#### Passage given
Seth Gordon sethg at ropine.com
Fri Sep 29 14:22:14 EDT 2006

I've finally gotten enough round tuits to learn Haskell, and now that
I've done some of the exercises from _The Haskell School of Expression_
and I finally (think I) understand what a monad is, the language is
making a lot more sense to me (although my code is not always making so
much sense to the compiler :-).

My employer (MetaCarta) makes a search engine that can recognize
geographic data.  My group within MetaCarta is responsible for building
the "Geographic Data Module" within our software.  To do this, we slurp
a heap of geographic and linguistic data from a variety of sources,
normalize it, and then use some algorithms (that I'm not allowed to
describe) to generate the module.

This seems like the sort of task that cries out for a
functional-programming approach, and that's what we use, sorta: a lot of
the code that I'm responsible for is SQL, with chains of "CREATE TEMP
TABLE X AS [insert very complicated query here]", some C++ for the parts
that would be very time-consuming or impossible to implement in SQL, and
shell scripts to tie everything together.
########
#### Supplied information
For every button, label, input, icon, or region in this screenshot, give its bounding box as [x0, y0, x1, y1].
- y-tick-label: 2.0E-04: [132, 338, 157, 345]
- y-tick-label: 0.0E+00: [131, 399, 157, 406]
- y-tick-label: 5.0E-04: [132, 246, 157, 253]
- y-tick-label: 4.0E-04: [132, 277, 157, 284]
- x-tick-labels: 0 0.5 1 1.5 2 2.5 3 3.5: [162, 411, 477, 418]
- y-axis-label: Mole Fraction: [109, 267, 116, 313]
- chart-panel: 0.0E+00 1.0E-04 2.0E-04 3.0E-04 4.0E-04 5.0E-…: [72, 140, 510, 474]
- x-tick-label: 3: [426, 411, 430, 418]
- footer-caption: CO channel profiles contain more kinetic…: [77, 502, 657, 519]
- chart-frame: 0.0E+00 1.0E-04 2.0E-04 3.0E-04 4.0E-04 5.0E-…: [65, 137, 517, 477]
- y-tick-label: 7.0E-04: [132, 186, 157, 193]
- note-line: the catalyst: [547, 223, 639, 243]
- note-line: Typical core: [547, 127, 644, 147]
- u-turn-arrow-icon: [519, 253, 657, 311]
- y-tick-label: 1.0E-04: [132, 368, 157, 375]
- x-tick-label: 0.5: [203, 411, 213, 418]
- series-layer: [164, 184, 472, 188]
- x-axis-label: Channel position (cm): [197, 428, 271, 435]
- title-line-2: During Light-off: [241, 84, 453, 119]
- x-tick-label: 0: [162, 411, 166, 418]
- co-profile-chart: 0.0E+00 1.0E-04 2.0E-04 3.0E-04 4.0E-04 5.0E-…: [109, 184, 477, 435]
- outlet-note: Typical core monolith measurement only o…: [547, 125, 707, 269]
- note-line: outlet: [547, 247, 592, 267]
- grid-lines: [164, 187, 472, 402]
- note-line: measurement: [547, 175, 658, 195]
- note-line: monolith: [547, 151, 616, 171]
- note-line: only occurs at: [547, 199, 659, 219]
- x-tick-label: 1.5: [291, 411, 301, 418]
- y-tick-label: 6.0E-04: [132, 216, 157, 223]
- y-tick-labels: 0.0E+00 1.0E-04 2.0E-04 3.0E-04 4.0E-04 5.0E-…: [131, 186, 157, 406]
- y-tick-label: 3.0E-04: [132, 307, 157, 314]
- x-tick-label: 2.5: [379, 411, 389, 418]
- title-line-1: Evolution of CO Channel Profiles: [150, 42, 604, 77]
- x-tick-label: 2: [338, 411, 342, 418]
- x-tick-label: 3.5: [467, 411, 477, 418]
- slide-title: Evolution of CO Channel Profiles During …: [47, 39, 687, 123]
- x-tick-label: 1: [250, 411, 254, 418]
########
● Exercise set
- 1) In the post about learning Haskell, what is the writer's group within MetaCarta responsible for building?
- 2) Continue the post about learning Haskell from the point where it stops.

● Responses in order
- 1) The "Geographic Data Module" within MetaCarta's software.

- 2)
I told my tech lead that I want to try porting some of this code to
Haskell in the hope that it would run faster and/or be easier to read.
He said I should spend two work days on the project and then be prepared
to convince my co-workers that further research in this vein is (or is
not) worth doing.

So before I embark on day 1 of the project, I thought I should check and
see if anyone on this list has used Haskell to munge a ten-million-row
database table, and if there are any particular gotchas I should watch
out for.